** START Data supplied **

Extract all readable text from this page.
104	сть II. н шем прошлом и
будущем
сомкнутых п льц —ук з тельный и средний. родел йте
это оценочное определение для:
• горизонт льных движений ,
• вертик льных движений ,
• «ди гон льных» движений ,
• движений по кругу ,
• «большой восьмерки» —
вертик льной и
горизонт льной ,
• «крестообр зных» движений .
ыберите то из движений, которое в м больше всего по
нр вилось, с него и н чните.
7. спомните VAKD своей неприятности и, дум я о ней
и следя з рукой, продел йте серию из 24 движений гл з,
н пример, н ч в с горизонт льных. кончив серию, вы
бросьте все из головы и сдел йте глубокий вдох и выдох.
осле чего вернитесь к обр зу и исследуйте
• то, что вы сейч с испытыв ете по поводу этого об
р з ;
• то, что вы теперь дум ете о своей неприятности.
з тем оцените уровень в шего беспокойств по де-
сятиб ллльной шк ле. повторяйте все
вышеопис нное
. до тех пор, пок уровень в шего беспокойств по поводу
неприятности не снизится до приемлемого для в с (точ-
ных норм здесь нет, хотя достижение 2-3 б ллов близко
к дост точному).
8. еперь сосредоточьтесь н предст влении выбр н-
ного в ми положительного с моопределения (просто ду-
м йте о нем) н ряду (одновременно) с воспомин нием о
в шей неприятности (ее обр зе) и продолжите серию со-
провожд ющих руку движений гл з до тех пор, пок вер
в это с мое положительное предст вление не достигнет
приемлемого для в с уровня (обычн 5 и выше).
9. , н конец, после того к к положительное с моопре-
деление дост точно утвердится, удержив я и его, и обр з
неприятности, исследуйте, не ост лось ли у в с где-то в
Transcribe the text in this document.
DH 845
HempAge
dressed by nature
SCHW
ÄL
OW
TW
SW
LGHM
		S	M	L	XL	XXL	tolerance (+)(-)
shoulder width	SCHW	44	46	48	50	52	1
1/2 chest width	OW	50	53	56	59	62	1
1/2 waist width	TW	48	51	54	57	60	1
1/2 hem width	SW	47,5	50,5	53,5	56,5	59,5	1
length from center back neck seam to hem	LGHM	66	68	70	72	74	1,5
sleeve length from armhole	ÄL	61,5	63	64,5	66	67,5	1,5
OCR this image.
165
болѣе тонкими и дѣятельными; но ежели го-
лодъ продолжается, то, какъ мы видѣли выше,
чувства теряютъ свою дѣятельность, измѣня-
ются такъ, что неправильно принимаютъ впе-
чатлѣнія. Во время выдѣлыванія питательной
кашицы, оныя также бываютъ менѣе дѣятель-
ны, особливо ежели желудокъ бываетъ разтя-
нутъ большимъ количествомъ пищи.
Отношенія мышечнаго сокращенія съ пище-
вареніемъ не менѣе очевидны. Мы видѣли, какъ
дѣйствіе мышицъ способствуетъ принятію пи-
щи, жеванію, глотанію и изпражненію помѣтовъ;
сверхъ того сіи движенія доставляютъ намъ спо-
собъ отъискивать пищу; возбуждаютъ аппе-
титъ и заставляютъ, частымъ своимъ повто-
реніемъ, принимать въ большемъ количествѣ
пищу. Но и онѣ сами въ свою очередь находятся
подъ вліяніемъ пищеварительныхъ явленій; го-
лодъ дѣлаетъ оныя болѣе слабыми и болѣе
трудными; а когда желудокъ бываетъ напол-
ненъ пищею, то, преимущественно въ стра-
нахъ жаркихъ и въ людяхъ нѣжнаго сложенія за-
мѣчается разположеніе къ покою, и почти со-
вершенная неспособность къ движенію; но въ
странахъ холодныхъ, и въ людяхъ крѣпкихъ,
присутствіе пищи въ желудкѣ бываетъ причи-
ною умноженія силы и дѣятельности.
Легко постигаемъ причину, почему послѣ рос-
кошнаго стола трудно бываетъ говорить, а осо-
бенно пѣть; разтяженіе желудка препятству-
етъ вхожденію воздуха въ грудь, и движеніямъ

** END Data supplied **

## What this task involves
Print again each line of the listing above, exactly as it appears.

## Task response
Extract all readable text from this page.
104	сть II. н шем прошлом и
будущем
сомкнутых п льц —ук з тельный и средний. родел йте
это оценочное определение для:
• горизонт льных движений ,
• вертик льных движений ,
• «ди гон льных» движений ,
• движений по кругу ,
• «большой восьмерки» —
вертик льной и
горизонт льной ,
• «крестообр зных» движений .
ыберите то из движений, которое в м больше всего по
нр вилось, с него и н чните.
7. спомните VAKD своей неприятности и, дум я о ней
и следя з рукой, продел йте серию из 24 движений гл з,
н пример, н ч в с горизонт льных. кончив серию, вы
бросьте все из головы и сдел йте глубокий вдох и выдох.
осле чего вернитесь к обр зу и исследуйте
• то, что вы сейч с испытыв ете по поводу этого об
р з ;
• то, что вы теперь дум ете о своей неприятности.
з тем оцените уровень в шего беспокойств по де-
сятиб ллльной шк ле. повторяйте все
вышеопис нное
. до тех пор, пок уровень в шего беспокойств по поводу
неприятности не снизится до приемлемого для в с (точ-
ных норм здесь нет, хотя достижение 2-3 б ллов близко
к дост точному).
8. еперь сосредоточьтесь н предст влении выбр н-
ного в ми положительного с моопределения (просто ду-
м йте о нем) н ряду (одновременно) с воспомин нием о
в шей неприятности (ее обр зе) и продолжите серию со-
провожд ющих руку движений гл з до тех пор, пок вер
в это с мое положительное предст вление не достигнет
приемлемого для в с уровня (обычн 5 и выше).
9. , н конец, после того к к положительное с моопре-
деление дост точно утвердится, удержив я и его, и обр з
неприятности, исследуйте, не ост лось ли у в с где-то в
Transcribe the text in this document.
DH 845
HempAge
dressed by nature
SCHW
ÄL
OW
TW
SW
LGHM
		S	M	L	XL	XXL	tolerance (+)(-)
shoulder width	SCHW	44	46	48	50	52	1
1/2 chest width	OW	50	53	56	59	62	1
1/2 waist width	TW	48	51	54	57	60	1
1/2 hem width	SW	47,5	50,5	53,5	56,5	59,5	1
length from center back neck seam to hem	LGHM	66	68	70	72	74	1,5
sleeve length from armhole	ÄL	61,5	63	64,5	66	67,5	1,5
OCR this image.
165
болѣе тонкими и дѣятельными; но ежели го-
лодъ продолжается, то, какъ мы видѣли выше,
чувства теряютъ свою дѣятельность, измѣня-
ются такъ, что неправильно принимаютъ впе-
чатлѣнія. Во время выдѣлыванія питательной
кашицы, оныя также бываютъ менѣе дѣятель-
ны, особливо ежели желудокъ бываетъ разтя-
нутъ большимъ количествомъ пищи.
Отношенія мышечнаго сокращенія съ пище-
вареніемъ не менѣе очевидны. Мы видѣли, какъ
дѣйствіе мышицъ способствуетъ принятію пи-
щи, жеванію, глотанію и изпражненію помѣтовъ;
сверхъ того сіи движенія доставляютъ намъ спо-
собъ отъискивать пищу; возбуждаютъ аппе-
титъ и заставляютъ, частымъ своимъ повто-
реніемъ, принимать въ большемъ количествѣ
пищу. Но и онѣ сами въ свою очередь находятся
подъ вліяніемъ пищеварительныхъ явленій; го-
лодъ дѣлаетъ оныя болѣе слабыми и болѣе
трудными; а когда желудокъ бываетъ напол-
ненъ пищею, то, преимущественно въ стра-
нахъ жаркихъ и въ людяхъ нѣжнаго сложенія за-
мѣчается разположеніе къ покою, и почти со-
вершенная неспособность къ движенію; но въ
странахъ холодныхъ, и въ людяхъ крѣпкихъ,
присутствіе пищи въ желудкѣ бываетъ причи-
ною умноженія силы и дѣятельности.
Легко постигаемъ причину, почему послѣ рос-
кошнаго стола трудно бываетъ говорить, а осо-
бенно пѣть; разтяженіе желудка препятству-
етъ вхожденію воздуха въ грудь, и движеніямъ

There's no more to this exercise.